- DATASET RECORDS -

** Start **

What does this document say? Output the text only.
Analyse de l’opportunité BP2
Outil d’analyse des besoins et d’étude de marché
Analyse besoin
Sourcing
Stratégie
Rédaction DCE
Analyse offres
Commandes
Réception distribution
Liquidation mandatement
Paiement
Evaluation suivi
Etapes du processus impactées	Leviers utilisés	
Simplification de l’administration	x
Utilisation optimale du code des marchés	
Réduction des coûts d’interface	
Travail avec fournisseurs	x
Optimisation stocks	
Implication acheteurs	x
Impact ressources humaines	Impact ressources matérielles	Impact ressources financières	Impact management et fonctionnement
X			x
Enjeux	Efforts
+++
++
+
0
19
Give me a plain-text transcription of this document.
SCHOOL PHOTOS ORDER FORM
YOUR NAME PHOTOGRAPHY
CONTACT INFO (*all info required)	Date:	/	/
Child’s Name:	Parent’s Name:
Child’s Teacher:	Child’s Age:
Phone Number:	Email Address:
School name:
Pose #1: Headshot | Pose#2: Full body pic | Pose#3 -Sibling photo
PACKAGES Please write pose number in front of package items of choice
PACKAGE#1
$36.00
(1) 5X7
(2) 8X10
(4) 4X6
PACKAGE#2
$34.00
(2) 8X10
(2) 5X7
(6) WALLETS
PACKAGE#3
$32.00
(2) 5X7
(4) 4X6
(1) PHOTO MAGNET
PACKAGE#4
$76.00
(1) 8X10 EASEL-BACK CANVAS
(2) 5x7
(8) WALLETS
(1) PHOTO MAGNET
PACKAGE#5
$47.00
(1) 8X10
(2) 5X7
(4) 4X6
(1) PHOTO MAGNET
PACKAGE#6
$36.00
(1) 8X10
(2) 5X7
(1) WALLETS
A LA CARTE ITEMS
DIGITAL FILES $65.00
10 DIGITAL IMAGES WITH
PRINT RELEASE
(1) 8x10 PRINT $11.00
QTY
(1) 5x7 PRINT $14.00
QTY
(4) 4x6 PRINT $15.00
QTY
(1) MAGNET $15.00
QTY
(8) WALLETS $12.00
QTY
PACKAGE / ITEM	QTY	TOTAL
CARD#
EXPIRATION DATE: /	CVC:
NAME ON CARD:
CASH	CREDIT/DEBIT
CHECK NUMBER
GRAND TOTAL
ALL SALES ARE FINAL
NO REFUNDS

** End **

- OBJECTIVE -
Give the listing again, word for word.

- OUTPUT FOR THIS TASK -
What does this document say? Output the text only.
Analyse de l’opportunité BP2
Outil d’analyse des besoins et d’étude de marché
Analyse besoin
Sourcing
Stratégie
Rédaction DCE
Analyse offres
Commandes
Réception distribution
Liquidation mandatement
Paiement
Evaluation suivi
Etapes du processus impactées	Leviers utilisés	
Simplification de l’administration	x
Utilisation optimale du code des marchés	
Réduction des coûts d’interface	
Travail avec fournisseurs	x
Optimisation stocks	
Implication acheteurs	x
Impact ressources humaines	Impact ressources matérielles	Impact ressources financières	Impact management et fonctionnement
X			x
Enjeux	Efforts
+++
++
+
0
19
Give me a plain-text transcription of this document.
SCHOOL PHOTOS ORDER FORM
YOUR NAME PHOTOGRAPHY
CONTACT INFO (*all info required)	Date:	/	/
Child’s Name:	Parent’s Name:
Child’s Teacher:	Child’s Age:
Phone Number:	Email Address:
School name:
Pose #1: Headshot | Pose#2: Full body pic | Pose#3 -Sibling photo
PACKAGES Please write pose number in front of package items of choice
PACKAGE#1
$36.00
(1) 5X7
(2) 8X10
(4) 4X6
PACKAGE#2
$34.00
(2) 8X10
(2) 5X7
(6) WALLETS
PACKAGE#3
$32.00
(2) 5X7
(4) 4X6
(1) PHOTO MAGNET
PACKAGE#4
$76.00
(1) 8X10 EASEL-BACK CANVAS
(2) 5x7
(8) WALLETS
(1) PHOTO MAGNET
PACKAGE#5
$47.00
(1) 8X10
(2) 5X7
(4) 4X6
(1) PHOTO MAGNET
PACKAGE#6
$36.00
(1) 8X10
(2) 5X7
(1) WALLETS
A LA CARTE ITEMS
DIGITAL FILES $65.00
10 DIGITAL IMAGES WITH
PRINT RELEASE
(1) 8x10 PRINT $11.00
QTY
(1) 5x7 PRINT $14.00
QTY
(4) 4x6 PRINT $15.00
QTY
(1) MAGNET $15.00
QTY
(8) WALLETS $12.00
QTY
PACKAGE / ITEM	QTY	TOTAL
CARD#
EXPIRATION DATE: /	CVC:
NAME ON CARD:
CASH	CREDIT/DEBIT
CHECK NUMBER
GRAND TOTAL
ALL SALES ARE FINAL
NO REFUNDS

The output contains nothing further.